> _Task to complete_:
Your answer should be one number: the count of lines in these entries that hold the word "triangle".

> _Information shown_:
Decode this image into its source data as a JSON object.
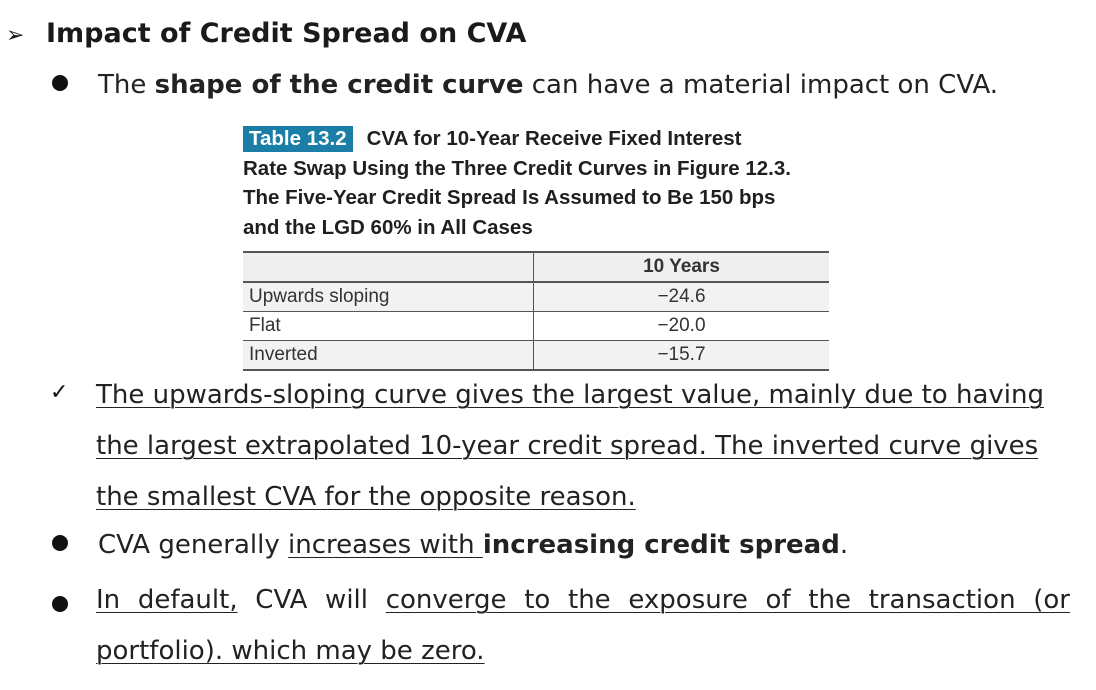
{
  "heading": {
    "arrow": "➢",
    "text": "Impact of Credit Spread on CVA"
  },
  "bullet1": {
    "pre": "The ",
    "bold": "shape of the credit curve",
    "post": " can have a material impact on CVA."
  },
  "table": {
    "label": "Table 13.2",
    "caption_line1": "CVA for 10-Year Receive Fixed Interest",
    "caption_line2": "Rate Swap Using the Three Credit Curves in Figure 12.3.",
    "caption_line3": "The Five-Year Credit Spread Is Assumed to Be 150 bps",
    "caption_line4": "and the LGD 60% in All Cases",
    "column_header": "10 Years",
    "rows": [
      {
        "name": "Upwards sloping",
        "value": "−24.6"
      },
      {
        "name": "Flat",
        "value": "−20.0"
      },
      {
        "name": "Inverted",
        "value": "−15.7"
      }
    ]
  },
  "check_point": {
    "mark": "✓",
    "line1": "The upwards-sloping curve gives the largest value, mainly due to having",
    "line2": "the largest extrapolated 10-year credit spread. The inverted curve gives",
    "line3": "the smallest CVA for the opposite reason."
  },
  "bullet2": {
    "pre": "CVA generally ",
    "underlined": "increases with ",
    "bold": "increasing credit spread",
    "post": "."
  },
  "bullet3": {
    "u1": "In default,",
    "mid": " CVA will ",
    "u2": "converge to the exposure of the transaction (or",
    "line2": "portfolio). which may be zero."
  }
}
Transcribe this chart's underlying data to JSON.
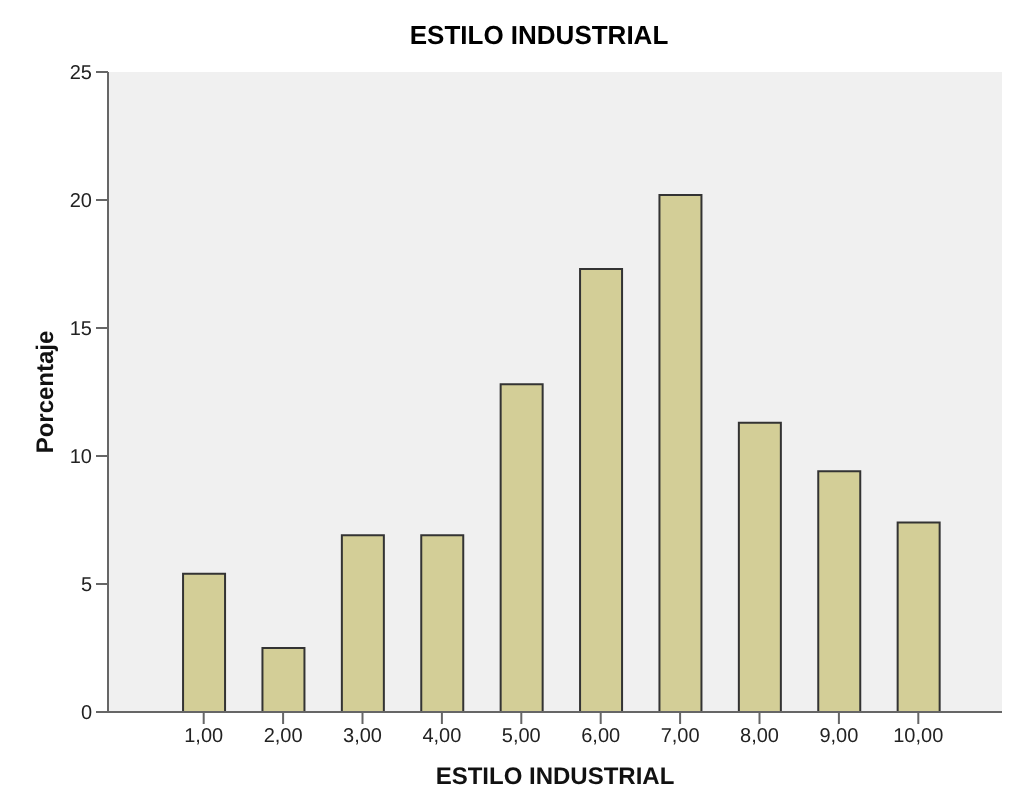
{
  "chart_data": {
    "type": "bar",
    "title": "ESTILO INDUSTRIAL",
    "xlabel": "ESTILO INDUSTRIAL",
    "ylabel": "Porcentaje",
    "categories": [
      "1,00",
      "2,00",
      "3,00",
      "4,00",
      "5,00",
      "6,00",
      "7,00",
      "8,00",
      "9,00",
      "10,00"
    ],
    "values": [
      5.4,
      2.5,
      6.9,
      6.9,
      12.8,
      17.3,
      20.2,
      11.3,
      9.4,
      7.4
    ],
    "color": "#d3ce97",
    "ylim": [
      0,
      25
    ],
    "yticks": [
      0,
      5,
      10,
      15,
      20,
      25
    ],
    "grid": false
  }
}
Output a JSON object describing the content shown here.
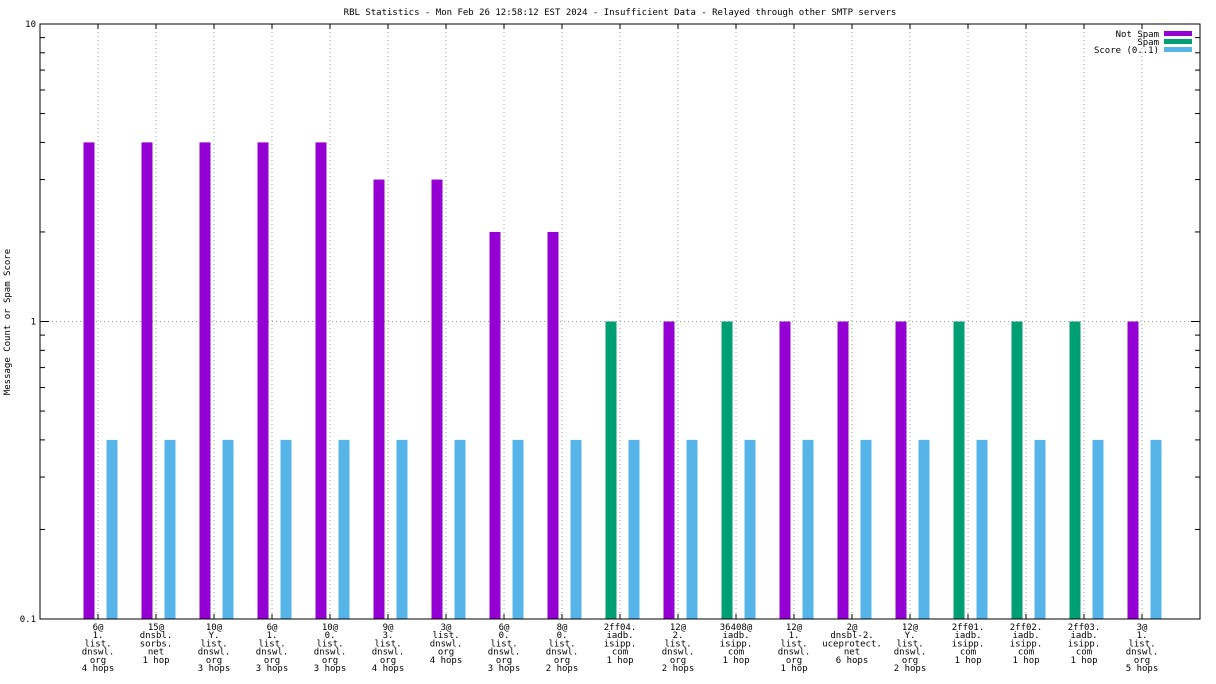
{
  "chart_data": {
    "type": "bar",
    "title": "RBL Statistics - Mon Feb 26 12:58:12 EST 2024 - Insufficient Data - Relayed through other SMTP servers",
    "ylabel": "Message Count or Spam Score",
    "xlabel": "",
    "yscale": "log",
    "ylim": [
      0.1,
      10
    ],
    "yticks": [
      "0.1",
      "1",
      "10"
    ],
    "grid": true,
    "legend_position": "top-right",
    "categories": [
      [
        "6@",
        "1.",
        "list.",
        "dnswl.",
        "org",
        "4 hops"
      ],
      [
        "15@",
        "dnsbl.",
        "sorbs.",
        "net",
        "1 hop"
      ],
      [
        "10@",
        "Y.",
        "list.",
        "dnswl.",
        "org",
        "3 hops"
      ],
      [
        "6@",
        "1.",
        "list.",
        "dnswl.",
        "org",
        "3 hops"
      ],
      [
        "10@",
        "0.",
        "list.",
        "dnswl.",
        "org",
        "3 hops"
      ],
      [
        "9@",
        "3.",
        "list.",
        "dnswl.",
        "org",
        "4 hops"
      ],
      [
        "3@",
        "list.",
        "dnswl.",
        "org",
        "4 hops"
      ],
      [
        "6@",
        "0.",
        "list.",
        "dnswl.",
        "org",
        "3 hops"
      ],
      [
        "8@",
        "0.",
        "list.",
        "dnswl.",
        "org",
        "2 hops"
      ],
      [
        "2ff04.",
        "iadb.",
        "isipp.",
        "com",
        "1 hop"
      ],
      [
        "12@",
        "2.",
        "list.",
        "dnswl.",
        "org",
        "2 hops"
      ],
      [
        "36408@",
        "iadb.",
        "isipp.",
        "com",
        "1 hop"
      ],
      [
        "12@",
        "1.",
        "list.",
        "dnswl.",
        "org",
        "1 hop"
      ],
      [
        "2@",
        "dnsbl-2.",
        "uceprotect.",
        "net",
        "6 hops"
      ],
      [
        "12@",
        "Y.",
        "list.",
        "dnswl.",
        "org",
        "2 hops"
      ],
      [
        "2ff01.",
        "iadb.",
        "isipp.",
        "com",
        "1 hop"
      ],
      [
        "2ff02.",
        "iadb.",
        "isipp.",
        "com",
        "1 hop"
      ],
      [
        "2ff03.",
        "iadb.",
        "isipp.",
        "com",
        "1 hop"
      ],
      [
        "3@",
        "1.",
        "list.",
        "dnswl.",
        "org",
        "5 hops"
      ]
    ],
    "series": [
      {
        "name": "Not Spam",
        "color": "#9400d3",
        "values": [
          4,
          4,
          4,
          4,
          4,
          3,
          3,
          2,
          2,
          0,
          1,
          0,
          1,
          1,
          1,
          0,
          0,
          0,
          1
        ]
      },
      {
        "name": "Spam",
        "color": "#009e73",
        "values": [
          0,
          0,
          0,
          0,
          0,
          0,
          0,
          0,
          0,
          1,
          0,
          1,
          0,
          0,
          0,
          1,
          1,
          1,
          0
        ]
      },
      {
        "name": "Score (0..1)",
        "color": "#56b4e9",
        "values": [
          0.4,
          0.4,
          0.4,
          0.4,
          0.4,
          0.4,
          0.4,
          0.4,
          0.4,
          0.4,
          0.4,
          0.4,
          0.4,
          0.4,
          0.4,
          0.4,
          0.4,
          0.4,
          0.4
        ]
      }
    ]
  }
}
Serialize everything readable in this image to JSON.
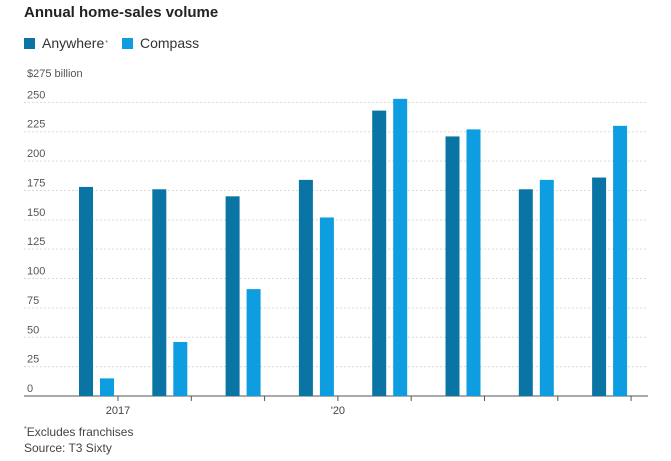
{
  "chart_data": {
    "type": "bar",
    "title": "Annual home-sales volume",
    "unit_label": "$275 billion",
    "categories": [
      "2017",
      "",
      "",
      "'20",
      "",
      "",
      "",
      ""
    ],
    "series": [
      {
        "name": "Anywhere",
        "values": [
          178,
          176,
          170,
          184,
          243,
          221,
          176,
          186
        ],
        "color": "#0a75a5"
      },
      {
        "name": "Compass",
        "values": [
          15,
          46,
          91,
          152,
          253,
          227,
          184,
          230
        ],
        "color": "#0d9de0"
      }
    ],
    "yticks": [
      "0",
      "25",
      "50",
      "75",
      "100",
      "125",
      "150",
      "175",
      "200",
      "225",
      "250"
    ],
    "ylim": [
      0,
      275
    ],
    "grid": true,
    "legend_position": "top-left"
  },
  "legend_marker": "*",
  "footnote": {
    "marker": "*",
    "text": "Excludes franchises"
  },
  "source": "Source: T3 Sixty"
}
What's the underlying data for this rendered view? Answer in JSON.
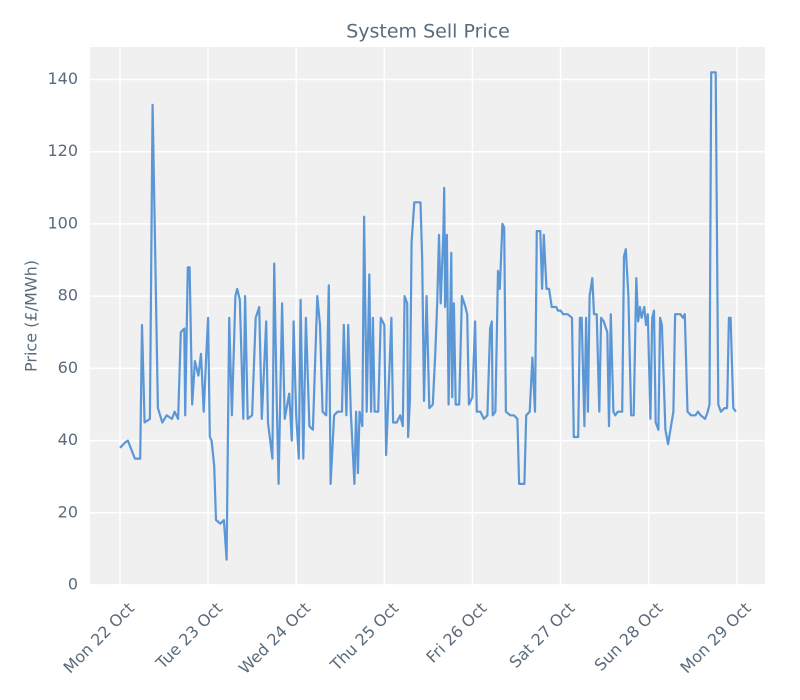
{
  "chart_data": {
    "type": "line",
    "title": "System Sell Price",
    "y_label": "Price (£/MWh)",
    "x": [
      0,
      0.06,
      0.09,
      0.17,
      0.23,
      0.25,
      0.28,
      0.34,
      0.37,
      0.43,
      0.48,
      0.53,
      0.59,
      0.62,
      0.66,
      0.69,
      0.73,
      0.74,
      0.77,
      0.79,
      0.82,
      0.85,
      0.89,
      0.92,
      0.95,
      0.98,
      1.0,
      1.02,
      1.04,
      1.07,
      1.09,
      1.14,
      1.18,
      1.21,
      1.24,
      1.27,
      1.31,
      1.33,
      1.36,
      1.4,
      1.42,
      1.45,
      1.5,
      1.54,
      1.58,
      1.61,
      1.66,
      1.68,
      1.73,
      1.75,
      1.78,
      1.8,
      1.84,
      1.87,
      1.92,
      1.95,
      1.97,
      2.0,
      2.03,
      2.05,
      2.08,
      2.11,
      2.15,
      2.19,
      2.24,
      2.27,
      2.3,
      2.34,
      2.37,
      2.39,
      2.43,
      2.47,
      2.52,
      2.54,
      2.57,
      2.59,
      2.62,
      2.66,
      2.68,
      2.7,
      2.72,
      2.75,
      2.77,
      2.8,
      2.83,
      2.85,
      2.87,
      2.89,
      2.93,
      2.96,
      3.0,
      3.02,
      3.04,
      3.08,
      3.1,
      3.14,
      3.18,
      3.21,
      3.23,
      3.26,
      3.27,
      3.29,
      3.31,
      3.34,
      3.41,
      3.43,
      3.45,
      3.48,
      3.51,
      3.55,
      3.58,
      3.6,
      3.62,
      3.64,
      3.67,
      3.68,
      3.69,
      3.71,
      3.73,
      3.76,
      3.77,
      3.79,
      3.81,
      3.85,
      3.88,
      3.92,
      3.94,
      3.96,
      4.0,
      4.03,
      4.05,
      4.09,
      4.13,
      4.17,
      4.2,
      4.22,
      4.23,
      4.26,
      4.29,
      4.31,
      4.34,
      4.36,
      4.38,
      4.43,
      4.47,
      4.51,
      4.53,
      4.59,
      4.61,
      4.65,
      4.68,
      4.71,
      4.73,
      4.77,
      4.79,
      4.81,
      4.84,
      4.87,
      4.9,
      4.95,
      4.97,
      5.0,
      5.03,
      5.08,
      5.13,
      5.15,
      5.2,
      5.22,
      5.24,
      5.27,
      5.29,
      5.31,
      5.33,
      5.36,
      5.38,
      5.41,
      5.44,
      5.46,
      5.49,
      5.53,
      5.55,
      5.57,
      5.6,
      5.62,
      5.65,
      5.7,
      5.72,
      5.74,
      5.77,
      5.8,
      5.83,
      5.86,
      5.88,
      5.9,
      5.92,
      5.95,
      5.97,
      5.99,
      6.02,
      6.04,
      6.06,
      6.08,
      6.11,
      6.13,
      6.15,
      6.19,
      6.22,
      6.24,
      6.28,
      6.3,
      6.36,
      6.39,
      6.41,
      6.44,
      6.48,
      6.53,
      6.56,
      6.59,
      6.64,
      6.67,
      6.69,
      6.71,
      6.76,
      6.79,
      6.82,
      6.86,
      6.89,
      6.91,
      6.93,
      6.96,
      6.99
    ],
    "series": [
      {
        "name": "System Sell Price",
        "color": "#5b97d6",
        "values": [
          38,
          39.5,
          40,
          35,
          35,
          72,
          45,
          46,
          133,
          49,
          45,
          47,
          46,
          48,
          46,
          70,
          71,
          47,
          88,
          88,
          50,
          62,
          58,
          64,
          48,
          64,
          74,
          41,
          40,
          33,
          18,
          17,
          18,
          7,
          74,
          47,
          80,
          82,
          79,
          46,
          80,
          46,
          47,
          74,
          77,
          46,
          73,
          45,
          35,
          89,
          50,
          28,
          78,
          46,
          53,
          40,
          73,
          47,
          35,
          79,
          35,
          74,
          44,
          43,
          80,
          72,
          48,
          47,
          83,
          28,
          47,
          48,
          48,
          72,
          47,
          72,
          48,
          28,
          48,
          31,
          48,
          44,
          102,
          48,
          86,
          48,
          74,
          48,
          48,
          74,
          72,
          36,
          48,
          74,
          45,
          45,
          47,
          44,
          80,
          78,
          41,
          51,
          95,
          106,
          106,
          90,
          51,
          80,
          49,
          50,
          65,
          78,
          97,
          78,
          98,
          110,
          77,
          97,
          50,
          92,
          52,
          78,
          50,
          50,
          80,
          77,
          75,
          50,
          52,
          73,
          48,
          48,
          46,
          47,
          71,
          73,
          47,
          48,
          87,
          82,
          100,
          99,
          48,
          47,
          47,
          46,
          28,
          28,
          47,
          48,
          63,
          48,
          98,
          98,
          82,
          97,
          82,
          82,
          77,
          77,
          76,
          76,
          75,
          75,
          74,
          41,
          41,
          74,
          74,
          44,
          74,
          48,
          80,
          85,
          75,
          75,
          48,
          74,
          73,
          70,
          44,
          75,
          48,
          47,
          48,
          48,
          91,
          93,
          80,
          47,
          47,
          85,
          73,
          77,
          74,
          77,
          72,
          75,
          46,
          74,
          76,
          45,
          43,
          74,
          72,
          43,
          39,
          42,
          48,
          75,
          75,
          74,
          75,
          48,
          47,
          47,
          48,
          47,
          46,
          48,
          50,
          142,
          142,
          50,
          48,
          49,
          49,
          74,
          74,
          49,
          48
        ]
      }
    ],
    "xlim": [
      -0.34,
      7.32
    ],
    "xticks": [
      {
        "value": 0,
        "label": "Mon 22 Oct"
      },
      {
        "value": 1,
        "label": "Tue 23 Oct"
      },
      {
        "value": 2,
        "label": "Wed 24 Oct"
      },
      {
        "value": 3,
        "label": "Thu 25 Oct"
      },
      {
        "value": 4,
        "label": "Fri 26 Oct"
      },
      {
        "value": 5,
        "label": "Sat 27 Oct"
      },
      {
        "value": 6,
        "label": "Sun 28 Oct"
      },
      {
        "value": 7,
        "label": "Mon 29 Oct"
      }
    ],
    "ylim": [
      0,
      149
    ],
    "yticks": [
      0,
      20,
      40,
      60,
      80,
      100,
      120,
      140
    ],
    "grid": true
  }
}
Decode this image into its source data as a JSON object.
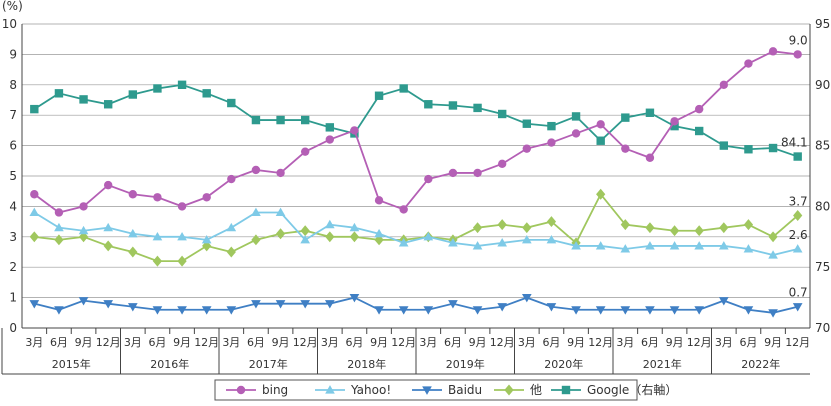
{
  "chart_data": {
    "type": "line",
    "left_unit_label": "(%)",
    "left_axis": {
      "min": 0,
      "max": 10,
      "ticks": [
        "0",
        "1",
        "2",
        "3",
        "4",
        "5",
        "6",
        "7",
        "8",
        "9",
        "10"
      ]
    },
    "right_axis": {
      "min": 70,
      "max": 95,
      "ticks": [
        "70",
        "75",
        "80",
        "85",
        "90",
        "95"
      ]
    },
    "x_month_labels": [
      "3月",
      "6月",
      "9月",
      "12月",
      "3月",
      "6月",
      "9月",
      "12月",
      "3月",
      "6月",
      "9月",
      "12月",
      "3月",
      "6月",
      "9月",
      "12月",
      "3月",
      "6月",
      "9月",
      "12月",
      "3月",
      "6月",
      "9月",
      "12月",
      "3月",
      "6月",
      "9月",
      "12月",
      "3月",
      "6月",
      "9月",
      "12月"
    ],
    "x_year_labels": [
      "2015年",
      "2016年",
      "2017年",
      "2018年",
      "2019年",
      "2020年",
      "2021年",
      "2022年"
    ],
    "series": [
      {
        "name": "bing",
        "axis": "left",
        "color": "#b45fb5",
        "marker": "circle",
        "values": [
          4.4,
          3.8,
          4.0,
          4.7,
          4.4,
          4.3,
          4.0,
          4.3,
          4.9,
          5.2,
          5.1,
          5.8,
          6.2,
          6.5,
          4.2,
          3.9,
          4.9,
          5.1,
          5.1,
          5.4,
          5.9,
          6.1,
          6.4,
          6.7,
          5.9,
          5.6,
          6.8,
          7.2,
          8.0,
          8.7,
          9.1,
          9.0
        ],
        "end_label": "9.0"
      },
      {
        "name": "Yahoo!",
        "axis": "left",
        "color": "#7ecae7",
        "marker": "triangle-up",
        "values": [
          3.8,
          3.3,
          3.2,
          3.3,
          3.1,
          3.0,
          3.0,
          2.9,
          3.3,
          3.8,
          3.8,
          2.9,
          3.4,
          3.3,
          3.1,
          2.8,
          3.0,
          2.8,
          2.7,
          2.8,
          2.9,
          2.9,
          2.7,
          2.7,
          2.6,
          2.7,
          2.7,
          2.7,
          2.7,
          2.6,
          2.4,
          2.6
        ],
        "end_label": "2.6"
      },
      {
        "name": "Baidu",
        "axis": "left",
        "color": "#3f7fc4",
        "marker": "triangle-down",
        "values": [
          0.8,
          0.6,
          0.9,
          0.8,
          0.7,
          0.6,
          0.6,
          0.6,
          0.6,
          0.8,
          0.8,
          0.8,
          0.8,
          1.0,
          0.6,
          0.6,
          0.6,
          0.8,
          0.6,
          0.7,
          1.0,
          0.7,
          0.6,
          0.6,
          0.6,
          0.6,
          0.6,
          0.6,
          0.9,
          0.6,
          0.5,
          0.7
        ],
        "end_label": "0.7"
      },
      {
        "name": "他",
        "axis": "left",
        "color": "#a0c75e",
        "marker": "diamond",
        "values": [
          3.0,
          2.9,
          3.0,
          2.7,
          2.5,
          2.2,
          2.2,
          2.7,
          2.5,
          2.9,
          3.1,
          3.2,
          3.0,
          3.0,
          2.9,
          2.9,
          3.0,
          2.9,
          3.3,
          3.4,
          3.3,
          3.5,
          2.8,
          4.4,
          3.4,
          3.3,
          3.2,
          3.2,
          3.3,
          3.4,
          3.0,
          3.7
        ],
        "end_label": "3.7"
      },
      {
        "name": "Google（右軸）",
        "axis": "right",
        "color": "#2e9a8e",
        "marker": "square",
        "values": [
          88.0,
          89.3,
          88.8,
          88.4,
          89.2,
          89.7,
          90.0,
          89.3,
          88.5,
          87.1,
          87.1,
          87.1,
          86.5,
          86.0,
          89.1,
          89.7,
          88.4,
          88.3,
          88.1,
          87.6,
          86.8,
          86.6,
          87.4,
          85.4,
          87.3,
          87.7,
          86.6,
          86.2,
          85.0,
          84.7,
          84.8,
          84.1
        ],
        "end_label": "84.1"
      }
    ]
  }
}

> _Response_:
2